◆ **TASK STATEMENT**
Check each line of the material below for "JSON", then copy the ones that contain it.

◆ **EXERCISE MATERIAL**
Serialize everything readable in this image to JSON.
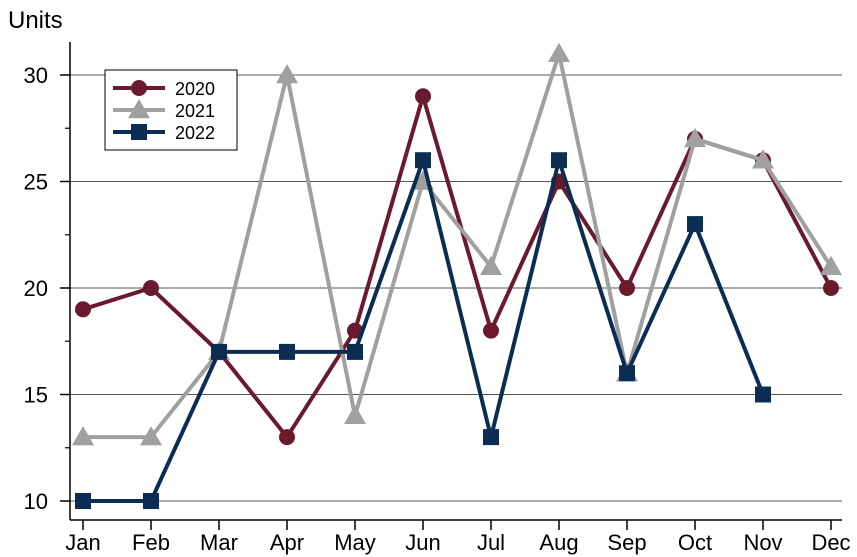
{
  "chart_data": {
    "type": "line",
    "title": "",
    "ylabel": "Units",
    "xlabel": "",
    "categories": [
      "Jan",
      "Feb",
      "Mar",
      "Apr",
      "May",
      "Jun",
      "Jul",
      "Aug",
      "Sep",
      "Oct",
      "Nov",
      "Dec"
    ],
    "ylim": [
      10,
      31
    ],
    "yticks": [
      10,
      15,
      20,
      25,
      30
    ],
    "grid": "horizontal",
    "legend_position": "top-left",
    "series": [
      {
        "name": "2020",
        "marker": "circle",
        "color": "#6b1a2e",
        "values": [
          19,
          20,
          17,
          13,
          18,
          29,
          18,
          25,
          20,
          27,
          26,
          20
        ]
      },
      {
        "name": "2021",
        "marker": "triangle",
        "color": "#a0a0a0",
        "values": [
          13,
          13,
          17,
          30,
          14,
          25,
          21,
          31,
          16,
          27,
          26,
          21
        ]
      },
      {
        "name": "2022",
        "marker": "square",
        "color": "#0c2d53",
        "values": [
          10,
          10,
          17,
          17,
          17,
          26,
          13,
          26,
          16,
          23,
          15,
          null
        ]
      }
    ]
  }
}
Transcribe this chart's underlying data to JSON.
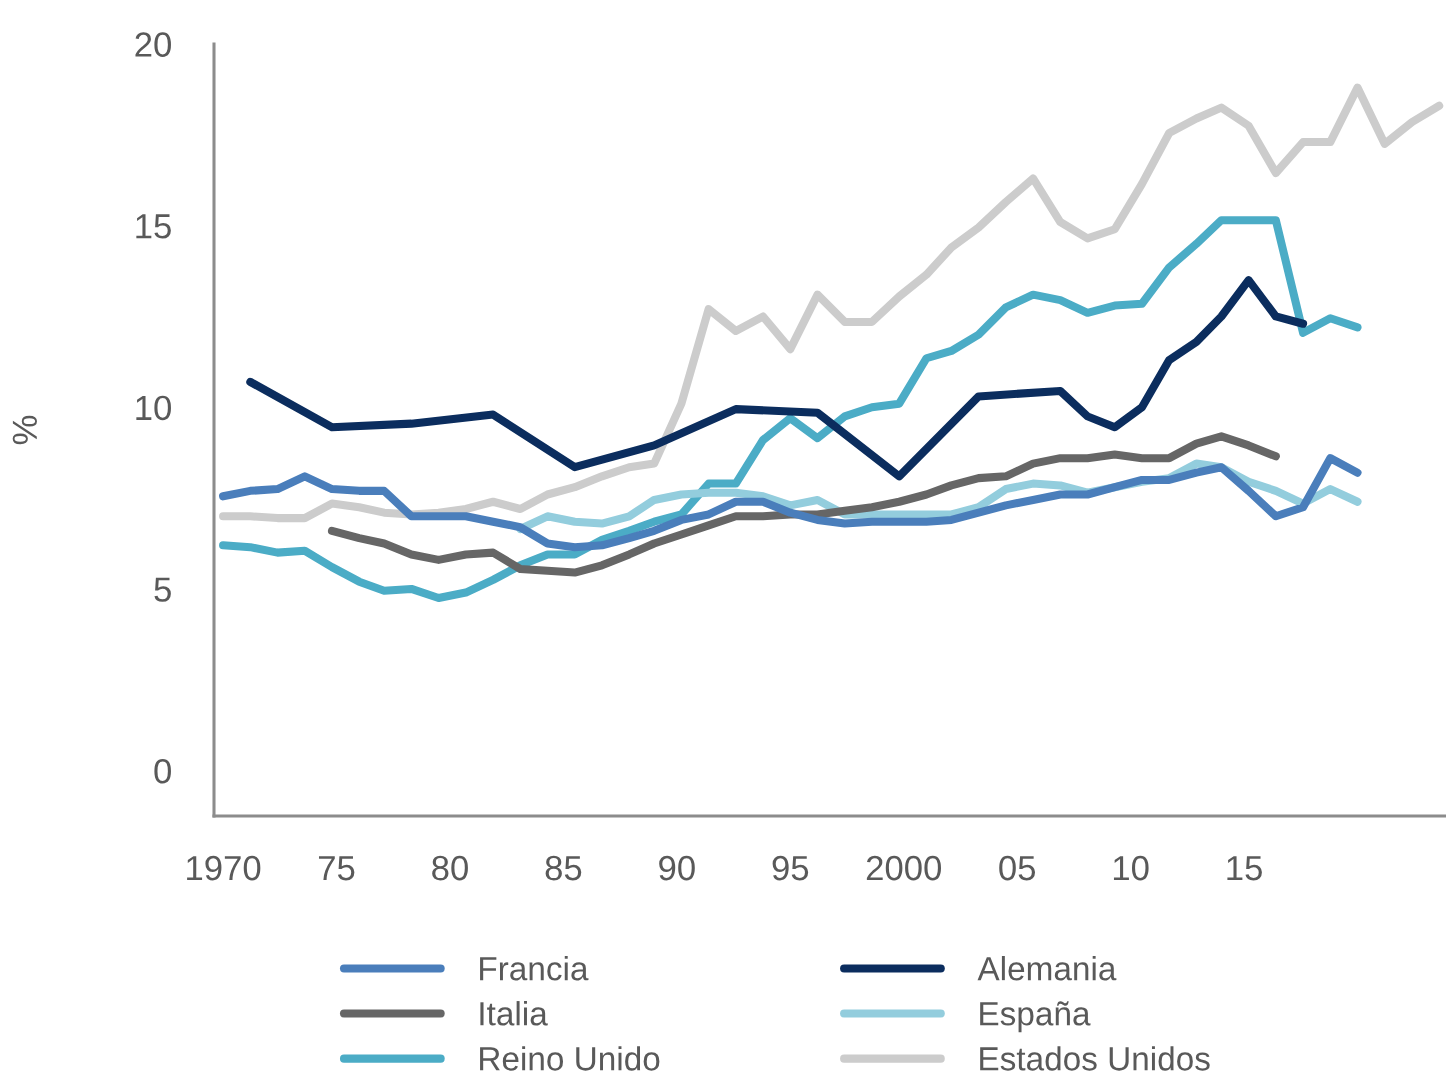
{
  "chart_data": {
    "type": "line",
    "ylabel": "%",
    "xlim": [
      1969.6,
      2023.9
    ],
    "xticks": [
      {
        "value": 1970,
        "label": "1970"
      },
      {
        "value": 1975,
        "label": "75"
      },
      {
        "value": 1980,
        "label": "80"
      },
      {
        "value": 1985,
        "label": "85"
      },
      {
        "value": 1990,
        "label": "90"
      },
      {
        "value": 1995,
        "label": "95"
      },
      {
        "value": 2000,
        "label": "2000"
      },
      {
        "value": 2005,
        "label": "05"
      },
      {
        "value": 2010,
        "label": "10"
      },
      {
        "value": 2015,
        "label": "15"
      }
    ],
    "ylim": [
      -1.25,
      20
    ],
    "yticks": [
      0,
      5,
      10,
      15,
      20
    ],
    "legend": "bottom",
    "x": [
      1970.0,
      1971.2,
      1972.4,
      1973.6,
      1974.8,
      1976.0,
      1977.1,
      1978.3,
      1979.5,
      1980.7,
      1981.9,
      1983.1,
      1984.3,
      1985.5,
      1986.7,
      1987.9,
      1989.0,
      1990.2,
      1991.4,
      1992.6,
      1993.8,
      1995.0,
      1996.2,
      1997.4,
      1998.6,
      1999.8,
      2001.0,
      2002.1,
      2003.3,
      2004.5,
      2005.7,
      2006.9,
      2008.1,
      2009.3,
      2010.5,
      2011.7,
      2012.9,
      2014.0,
      2015.2,
      2016.4,
      2017.6,
      2018.8,
      2020.0,
      2021.2,
      2022.4,
      2023.6
    ],
    "series": [
      {
        "name": "Francia",
        "color": "#4a7ebb",
        "values": [
          7.55,
          7.7,
          7.75,
          8.1,
          7.75,
          7.7,
          7.7,
          7.0,
          7.0,
          7.0,
          6.85,
          6.7,
          6.25,
          6.15,
          6.2,
          6.4,
          6.6,
          6.9,
          7.05,
          7.4,
          7.4,
          7.1,
          6.9,
          6.8,
          6.85,
          6.85,
          6.85,
          6.9,
          7.1,
          7.3,
          7.45,
          7.6,
          7.6,
          7.8,
          8.0,
          8.0,
          8.2,
          8.35,
          7.7,
          7.0,
          7.25,
          8.6,
          8.2,
          null,
          null,
          null
        ]
      },
      {
        "name": "Alemania",
        "color": "#0b2d5e",
        "x": [
          1971.2,
          1974.8,
          1978.3,
          1981.9,
          1985.5,
          1989.0,
          1992.6,
          1996.2,
          1999.8,
          2003.3,
          2006.9,
          2008.1,
          2009.3,
          2010.5,
          2011.7,
          2012.9,
          2014.0,
          2015.2,
          2016.4,
          2017.6
        ],
        "values": [
          10.7,
          9.45,
          9.55,
          9.8,
          8.35,
          8.95,
          9.95,
          9.85,
          8.1,
          10.3,
          10.45,
          9.75,
          9.45,
          10.0,
          11.3,
          11.8,
          12.5,
          13.5,
          12.5,
          12.3
        ]
      },
      {
        "name": "Italia",
        "color": "#666666",
        "values": [
          null,
          null,
          null,
          null,
          6.6,
          6.4,
          6.25,
          5.95,
          5.8,
          5.95,
          6.0,
          5.55,
          5.5,
          5.45,
          5.65,
          5.95,
          6.25,
          6.5,
          6.75,
          7.0,
          7.0,
          7.05,
          7.05,
          7.15,
          7.25,
          7.4,
          7.6,
          7.85,
          8.05,
          8.1,
          8.45,
          8.6,
          8.6,
          8.7,
          8.6,
          8.6,
          9.0,
          9.2,
          8.95,
          8.65,
          null,
          null,
          null,
          null,
          null,
          null
        ]
      },
      {
        "name": "España",
        "color": "#93cddd",
        "values": [
          null,
          null,
          null,
          null,
          null,
          null,
          null,
          null,
          null,
          null,
          null,
          6.65,
          7.0,
          6.85,
          6.8,
          7.0,
          7.45,
          7.6,
          7.65,
          7.65,
          7.55,
          7.3,
          7.45,
          7.05,
          7.05,
          7.05,
          7.05,
          7.05,
          7.25,
          7.75,
          7.9,
          7.85,
          7.65,
          7.8,
          7.95,
          8.05,
          8.45,
          8.35,
          7.95,
          7.7,
          7.35,
          7.75,
          7.4,
          null,
          null,
          null
        ]
      },
      {
        "name": "Reino Unido",
        "color": "#4bacc6",
        "values": [
          6.2,
          6.15,
          6.0,
          6.05,
          5.6,
          5.2,
          4.95,
          5.0,
          4.75,
          4.9,
          5.25,
          5.65,
          5.95,
          5.95,
          6.35,
          6.6,
          6.85,
          7.05,
          7.9,
          7.9,
          9.1,
          9.7,
          9.15,
          9.75,
          10.0,
          10.1,
          11.35,
          11.55,
          12.0,
          12.75,
          13.1,
          12.95,
          12.6,
          12.8,
          12.85,
          13.85,
          14.5,
          15.15,
          15.15,
          15.15,
          12.05,
          12.45,
          12.2,
          null,
          null,
          null
        ]
      },
      {
        "name": "Estados Unidos",
        "color": "#cccccc",
        "values": [
          7.0,
          7.0,
          6.95,
          6.95,
          7.35,
          7.25,
          7.1,
          7.05,
          7.1,
          7.2,
          7.4,
          7.2,
          7.6,
          7.8,
          8.1,
          8.35,
          8.45,
          10.1,
          12.7,
          12.1,
          12.5,
          11.6,
          13.1,
          12.35,
          12.35,
          13.05,
          13.65,
          14.4,
          14.95,
          15.65,
          16.3,
          15.1,
          14.65,
          14.9,
          16.15,
          17.55,
          17.95,
          18.25,
          17.75,
          16.45,
          17.3,
          17.3,
          18.8,
          17.25,
          17.85,
          18.3
        ]
      }
    ]
  }
}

◆ **ANSWER TO THE TASK**
Serialize everything readable in this image to JSON.
Transcribe this chart's underlying data to JSON.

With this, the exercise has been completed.